Exercise prompt: Transcribe all the entries word for word, skipping the pictures.

Records contained in a dataset
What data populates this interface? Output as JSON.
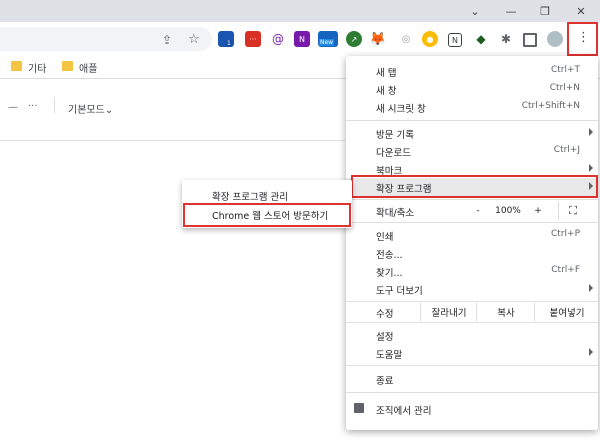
{
  "window": {
    "minimize": "—",
    "maximize": "❐",
    "close": "✕"
  },
  "bookmarks": [
    {
      "label": "기타"
    },
    {
      "label": "애플"
    }
  ],
  "page": {
    "dash": "—",
    "more": "···",
    "mode_label": "기본모드",
    "mode_chevron": "⌄"
  },
  "menu": {
    "new_tab": {
      "label": "새 탭",
      "shortcut": "Ctrl+T"
    },
    "new_window": {
      "label": "새 창",
      "shortcut": "Ctrl+N"
    },
    "new_incognito": {
      "label": "새 시크릿 창",
      "shortcut": "Ctrl+Shift+N"
    },
    "history": {
      "label": "방문 기록"
    },
    "downloads": {
      "label": "다운로드",
      "shortcut": "Ctrl+J"
    },
    "bookmarks": {
      "label": "북마크"
    },
    "extensions": {
      "label": "확장 프로그램"
    },
    "zoom": {
      "label": "확대/축소",
      "minus": "-",
      "value": "100%",
      "plus": "+",
      "fullscreen": "⛶"
    },
    "print": {
      "label": "인쇄",
      "shortcut": "Ctrl+P"
    },
    "cast": {
      "label": "전송..."
    },
    "find": {
      "label": "찾기...",
      "shortcut": "Ctrl+F"
    },
    "more_tools": {
      "label": "도구 더보기"
    },
    "edit": {
      "label": "수정",
      "cut": "잘라내기",
      "copy": "복사",
      "paste": "붙여넣기"
    },
    "settings": {
      "label": "설정"
    },
    "help": {
      "label": "도움말"
    },
    "exit": {
      "label": "종료"
    },
    "managed": {
      "label": "조직에서 관리"
    }
  },
  "submenu": {
    "manage": "확장 프로그램 관리",
    "webstore": "Chrome 웹 스토어 방문하기"
  },
  "toolbar": {
    "share_icon": "⇪",
    "star_icon": "☆",
    "ext_new_badge": "New",
    "ext_n_label": "N",
    "ext_1_badge": "1",
    "menu_dots": "⋮"
  },
  "colors": {
    "highlight": "#e03131",
    "menu_hover": "#e8e8e8"
  }
}
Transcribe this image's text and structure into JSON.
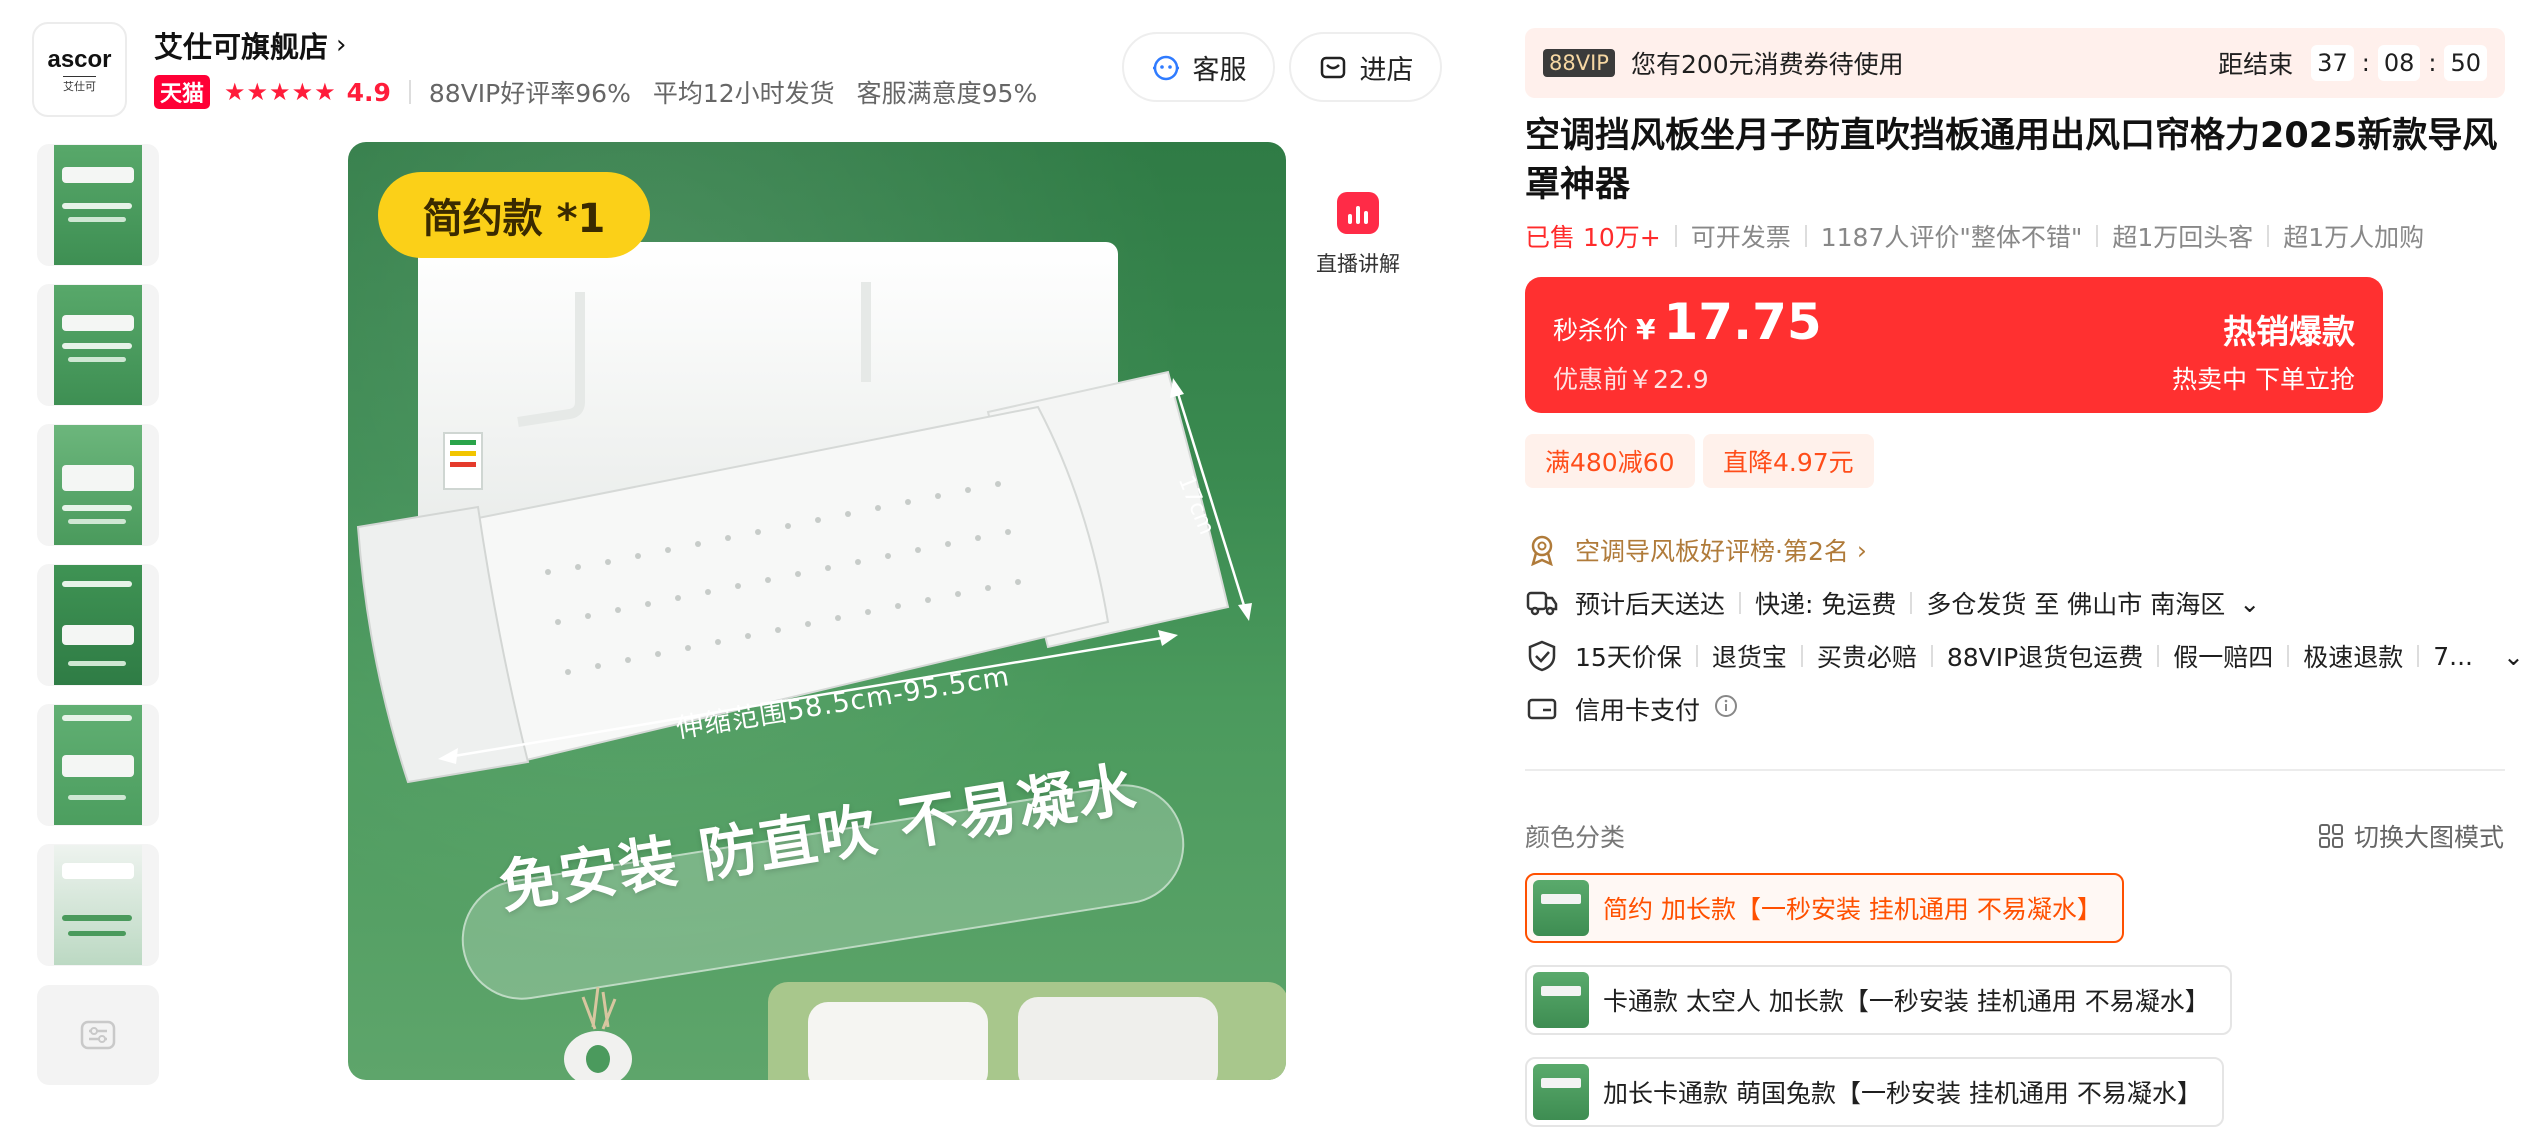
{
  "shop": {
    "logo_text": "ascor",
    "logo_sub": "艾仕可",
    "name": "艾仕可旗舰店",
    "chevron": "›",
    "tmall_badge": "天猫",
    "stars": "★★★★★",
    "rating": "4.9",
    "meta": [
      "88VIP好评率96%",
      "平均12小时发货",
      "客服满意度95%"
    ],
    "service_button": "客服",
    "enter_store_button": "进店"
  },
  "gallery": {
    "thumbnail_count": 6,
    "live_label": "直播讲解",
    "main_image": {
      "badge": "简约款 *1",
      "range_text": "伸缩范围58.5cm-95.5cm",
      "height_text": "17cm",
      "slogan": "免安装  防直吹  不易凝水"
    }
  },
  "promo": {
    "vip_tag": "88VIP",
    "vip_text": "您有200元消费券待使用",
    "countdown_label": "距结束",
    "hours": "37",
    "minutes": "08",
    "seconds": "50",
    "colon": ":"
  },
  "product": {
    "title": "空调挡风板坐月子防直吹挡板通用出风口帘格力2025新款导风罩神器",
    "sold": "已售 10万+",
    "tags": [
      "可开发票",
      "1187人评价\"整体不错\"",
      "超1万回头客",
      "超1万人加购"
    ]
  },
  "price": {
    "label": "秒杀价",
    "currency": "¥",
    "value": "17.75",
    "original": "优惠前￥22.9",
    "hot_title": "热销爆款",
    "hot_sub": "热卖中  下单立抢"
  },
  "coupons": [
    "满480减60",
    "直降4.97元"
  ],
  "info": {
    "rank": "空调导风板好评榜·第2名",
    "rank_chevron": "›",
    "delivery": "预计后天送达",
    "shipping": "快递: 免运费",
    "warehouse": "多仓发货 至 佛山市 南海区",
    "guarantees": [
      "15天价保",
      "退货宝",
      "买贵必赔",
      "88VIP退货包运费",
      "假一赔四",
      "极速退款",
      "7..."
    ],
    "payment": "信用卡支付",
    "dropdown_glyph": "⌄"
  },
  "sku": {
    "label": "颜色分类",
    "switch_view": "切换大图模式",
    "options": [
      "简约 加长款【一秒安装 挂机通用 不易凝水】",
      "卡通款 太空人 加长款【一秒安装 挂机通用 不易凝水】",
      "加长卡通款 萌国兔款【一秒安装 挂机通用 不易凝水】"
    ]
  },
  "colors": {
    "accent": "#ff5000",
    "price_bg": "#ff3030",
    "tmall_red": "#ff0036",
    "badge_yellow": "#fbd018"
  }
}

Solution for this exercise:
What data populates this interface? Output as JSON.
{
  "window": {
    "minimize": "—",
    "maximize": "❐",
    "close": "✕"
  },
  "bookmarks": [
    {
      "label": "기타"
    },
    {
      "label": "애플"
    }
  ],
  "page": {
    "dash": "—",
    "more": "···",
    "mode_label": "기본모드",
    "mode_chevron": "⌄"
  },
  "menu": {
    "new_tab": {
      "label": "새 탭",
      "shortcut": "Ctrl+T"
    },
    "new_window": {
      "label": "새 창",
      "shortcut": "Ctrl+N"
    },
    "new_incognito": {
      "label": "새 시크릿 창",
      "shortcut": "Ctrl+Shift+N"
    },
    "history": {
      "label": "방문 기록"
    },
    "downloads": {
      "label": "다운로드",
      "shortcut": "Ctrl+J"
    },
    "bookmarks": {
      "label": "북마크"
    },
    "extensions": {
      "label": "확장 프로그램"
    },
    "zoom": {
      "label": "확대/축소",
      "minus": "-",
      "value": "100%",
      "plus": "+",
      "fullscreen": "⛶"
    },
    "print": {
      "label": "인쇄",
      "shortcut": "Ctrl+P"
    },
    "cast": {
      "label": "전송..."
    },
    "find": {
      "label": "찾기...",
      "shortcut": "Ctrl+F"
    },
    "more_tools": {
      "label": "도구 더보기"
    },
    "edit": {
      "label": "수정",
      "cut": "잘라내기",
      "copy": "복사",
      "paste": "붙여넣기"
    },
    "settings": {
      "label": "설정"
    },
    "help": {
      "label": "도움말"
    },
    "exit": {
      "label": "종료"
    },
    "managed": {
      "label": "조직에서 관리"
    }
  },
  "submenu": {
    "manage": "확장 프로그램 관리",
    "webstore": "Chrome 웹 스토어 방문하기"
  },
  "toolbar": {
    "share_icon": "⇪",
    "star_icon": "☆",
    "ext_new_badge": "New",
    "ext_n_label": "N",
    "ext_1_badge": "1",
    "menu_dots": "⋮"
  },
  "colors": {
    "highlight": "#e03131",
    "menu_hover": "#e8e8e8"
  }
}
Transcribe this image's text and structure into JSON.
{
  "shop": {
    "logo_text": "ascor",
    "logo_sub": "艾仕可",
    "name": "艾仕可旗舰店",
    "chevron": "›",
    "tmall_badge": "天猫",
    "stars": "★★★★★",
    "rating": "4.9",
    "meta": [
      "88VIP好评率96%",
      "平均12小时发货",
      "客服满意度95%"
    ],
    "service_button": "客服",
    "enter_store_button": "进店"
  },
  "gallery": {
    "thumbnail_count": 6,
    "live_label": "直播讲解",
    "main_image": {
      "badge": "简约款 *1",
      "range_text": "伸缩范围58.5cm-95.5cm",
      "height_text": "17cm",
      "slogan": "免安装  防直吹  不易凝水"
    }
  },
  "promo": {
    "vip_tag": "88VIP",
    "vip_text": "您有200元消费券待使用",
    "countdown_label": "距结束",
    "hours": "37",
    "minutes": "08",
    "seconds": "50",
    "colon": ":"
  },
  "product": {
    "title": "空调挡风板坐月子防直吹挡板通用出风口帘格力2025新款导风罩神器",
    "sold": "已售 10万+",
    "tags": [
      "可开发票",
      "1187人评价\"整体不错\"",
      "超1万回头客",
      "超1万人加购"
    ]
  },
  "price": {
    "label": "秒杀价",
    "currency": "¥",
    "value": "17.75",
    "original": "优惠前￥22.9",
    "hot_title": "热销爆款",
    "hot_sub": "热卖中  下单立抢"
  },
  "coupons": [
    "满480减60",
    "直降4.97元"
  ],
  "info": {
    "rank": "空调导风板好评榜·第2名",
    "rank_chevron": "›",
    "delivery": "预计后天送达",
    "shipping": "快递: 免运费",
    "warehouse": "多仓发货 至 佛山市 南海区",
    "guarantees": [
      "15天价保",
      "退货宝",
      "买贵必赔",
      "88VIP退货包运费",
      "假一赔四",
      "极速退款",
      "7..."
    ],
    "payment": "信用卡支付",
    "dropdown_glyph": "⌄"
  },
  "sku": {
    "label": "颜色分类",
    "switch_view": "切换大图模式",
    "options": [
      "简约 加长款【一秒安装 挂机通用 不易凝水】",
      "卡通款 太空人 加长款【一秒安装 挂机通用 不易凝水】",
      "加长卡通款 萌国兔款【一秒安装 挂机通用 不易凝水】"
    ]
  },
  "colors": {
    "accent": "#ff5000",
    "price_bg": "#ff3030",
    "tmall_red": "#ff0036",
    "badge_yellow": "#fbd018"
  }
}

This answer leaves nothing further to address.